● RECORDS FOR THE EXERCISE
----------

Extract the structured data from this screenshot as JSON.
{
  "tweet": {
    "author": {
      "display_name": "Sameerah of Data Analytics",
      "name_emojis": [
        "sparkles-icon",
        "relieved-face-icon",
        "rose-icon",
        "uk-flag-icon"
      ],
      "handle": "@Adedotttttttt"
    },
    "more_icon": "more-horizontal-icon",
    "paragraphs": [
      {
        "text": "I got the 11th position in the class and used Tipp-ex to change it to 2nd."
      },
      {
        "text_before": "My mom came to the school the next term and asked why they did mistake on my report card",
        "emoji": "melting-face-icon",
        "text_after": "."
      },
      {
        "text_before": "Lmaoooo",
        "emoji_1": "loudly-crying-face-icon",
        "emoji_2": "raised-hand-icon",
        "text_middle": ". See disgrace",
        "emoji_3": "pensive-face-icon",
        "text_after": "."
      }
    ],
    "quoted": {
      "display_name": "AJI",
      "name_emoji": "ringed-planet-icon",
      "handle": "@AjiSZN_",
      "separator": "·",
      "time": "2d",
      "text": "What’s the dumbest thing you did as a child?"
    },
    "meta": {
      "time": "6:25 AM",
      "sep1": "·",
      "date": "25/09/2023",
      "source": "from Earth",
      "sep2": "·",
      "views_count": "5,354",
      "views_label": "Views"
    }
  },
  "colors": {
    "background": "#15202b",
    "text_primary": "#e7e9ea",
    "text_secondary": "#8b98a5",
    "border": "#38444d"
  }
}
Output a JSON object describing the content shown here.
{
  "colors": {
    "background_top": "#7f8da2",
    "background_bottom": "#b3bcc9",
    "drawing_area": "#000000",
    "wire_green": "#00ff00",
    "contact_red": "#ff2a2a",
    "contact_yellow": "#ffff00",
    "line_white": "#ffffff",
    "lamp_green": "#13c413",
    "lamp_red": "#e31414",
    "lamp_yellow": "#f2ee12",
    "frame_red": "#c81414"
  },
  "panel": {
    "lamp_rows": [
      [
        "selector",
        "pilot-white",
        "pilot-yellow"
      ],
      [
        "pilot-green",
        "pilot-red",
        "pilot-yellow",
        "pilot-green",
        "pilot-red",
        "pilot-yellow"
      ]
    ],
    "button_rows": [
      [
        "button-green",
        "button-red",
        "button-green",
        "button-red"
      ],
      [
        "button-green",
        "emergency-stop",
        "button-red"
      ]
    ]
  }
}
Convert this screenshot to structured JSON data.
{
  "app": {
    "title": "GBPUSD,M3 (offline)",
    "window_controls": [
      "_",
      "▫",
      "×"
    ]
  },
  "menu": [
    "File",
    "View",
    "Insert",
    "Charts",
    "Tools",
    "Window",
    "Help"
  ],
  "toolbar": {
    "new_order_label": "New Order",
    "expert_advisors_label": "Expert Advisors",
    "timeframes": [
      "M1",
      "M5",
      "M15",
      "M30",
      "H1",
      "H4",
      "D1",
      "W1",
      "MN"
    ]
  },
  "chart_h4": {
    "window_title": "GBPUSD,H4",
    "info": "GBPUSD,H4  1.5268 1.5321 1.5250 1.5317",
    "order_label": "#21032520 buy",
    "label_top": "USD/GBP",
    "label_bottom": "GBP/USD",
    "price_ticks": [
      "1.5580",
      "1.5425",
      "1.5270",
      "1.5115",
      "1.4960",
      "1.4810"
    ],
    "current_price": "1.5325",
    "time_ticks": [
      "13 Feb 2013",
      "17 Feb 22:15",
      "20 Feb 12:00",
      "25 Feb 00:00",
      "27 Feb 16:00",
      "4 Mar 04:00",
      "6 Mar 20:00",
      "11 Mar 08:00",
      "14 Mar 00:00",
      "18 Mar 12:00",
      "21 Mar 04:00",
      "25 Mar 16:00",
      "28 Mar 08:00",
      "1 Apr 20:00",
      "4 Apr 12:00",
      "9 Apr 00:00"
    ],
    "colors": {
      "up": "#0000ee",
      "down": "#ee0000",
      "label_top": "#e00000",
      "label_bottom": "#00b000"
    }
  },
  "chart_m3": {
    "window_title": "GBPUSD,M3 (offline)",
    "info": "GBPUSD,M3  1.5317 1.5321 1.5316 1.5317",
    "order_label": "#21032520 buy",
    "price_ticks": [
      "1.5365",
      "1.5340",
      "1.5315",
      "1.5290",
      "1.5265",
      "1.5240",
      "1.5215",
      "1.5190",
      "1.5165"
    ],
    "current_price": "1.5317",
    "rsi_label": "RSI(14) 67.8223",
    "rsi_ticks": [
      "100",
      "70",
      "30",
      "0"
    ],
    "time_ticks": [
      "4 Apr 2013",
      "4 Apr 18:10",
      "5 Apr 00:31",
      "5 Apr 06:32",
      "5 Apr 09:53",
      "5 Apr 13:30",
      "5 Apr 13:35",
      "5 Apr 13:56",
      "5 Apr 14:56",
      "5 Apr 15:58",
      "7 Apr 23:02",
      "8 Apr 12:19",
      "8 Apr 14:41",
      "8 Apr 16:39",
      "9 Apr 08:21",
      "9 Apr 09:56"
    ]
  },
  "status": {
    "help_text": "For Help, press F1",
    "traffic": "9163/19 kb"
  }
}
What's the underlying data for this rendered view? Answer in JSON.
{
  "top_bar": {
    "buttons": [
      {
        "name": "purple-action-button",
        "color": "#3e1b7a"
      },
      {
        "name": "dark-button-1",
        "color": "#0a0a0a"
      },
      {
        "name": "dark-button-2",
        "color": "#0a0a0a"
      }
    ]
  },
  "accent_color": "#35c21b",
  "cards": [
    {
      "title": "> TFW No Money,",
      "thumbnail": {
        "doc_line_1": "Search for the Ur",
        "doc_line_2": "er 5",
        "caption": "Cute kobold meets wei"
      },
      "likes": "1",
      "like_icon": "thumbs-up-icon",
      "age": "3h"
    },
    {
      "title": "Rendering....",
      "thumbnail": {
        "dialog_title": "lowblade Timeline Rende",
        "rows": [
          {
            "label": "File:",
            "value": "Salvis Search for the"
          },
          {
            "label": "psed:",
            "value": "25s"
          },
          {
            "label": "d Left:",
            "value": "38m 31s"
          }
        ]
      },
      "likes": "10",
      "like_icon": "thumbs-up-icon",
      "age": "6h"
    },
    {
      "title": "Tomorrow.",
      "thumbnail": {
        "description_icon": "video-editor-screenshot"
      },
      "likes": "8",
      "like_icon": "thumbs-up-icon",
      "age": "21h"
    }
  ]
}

----------

● WRITTEN REQUEST
Take the line with "What's the underlying" and all lines after it through the end of the records, and write them out exactly; include nothing else.

● FINAL ANSWER
What's the underlying data for this rendered view? Answer in JSON.
{
  "top_bar": {
    "buttons": [
      {
        "name": "purple-action-button",
        "color": "#3e1b7a"
      },
      {
        "name": "dark-button-1",
        "color": "#0a0a0a"
      },
      {
        "name": "dark-button-2",
        "color": "#0a0a0a"
      }
    ]
  },
  "accent_color": "#35c21b",
  "cards": [
    {
      "title": "> TFW No Money,",
      "thumbnail": {
        "doc_line_1": "Search for the Ur",
        "doc_line_2": "er 5",
        "caption": "Cute kobold meets wei"
      },
      "likes": "1",
      "like_icon": "thumbs-up-icon",
      "age": "3h"
    },
    {
      "title": "Rendering....",
      "thumbnail": {
        "dialog_title": "lowblade Timeline Rende",
        "rows": [
          {
            "label": "File:",
            "value": "Salvis Search for the"
          },
          {
            "label": "psed:",
            "value": "25s"
          },
          {
            "label": "d Left:",
            "value": "38m 31s"
          }
        ]
      },
      "likes": "10",
      "like_icon": "thumbs-up-icon",
      "age": "6h"
    },
    {
      "title": "Tomorrow.",
      "thumbnail": {
        "description_icon": "video-editor-screenshot"
      },
      "likes": "8",
      "like_icon": "thumbs-up-icon",
      "age": "21h"
    }
  ]
}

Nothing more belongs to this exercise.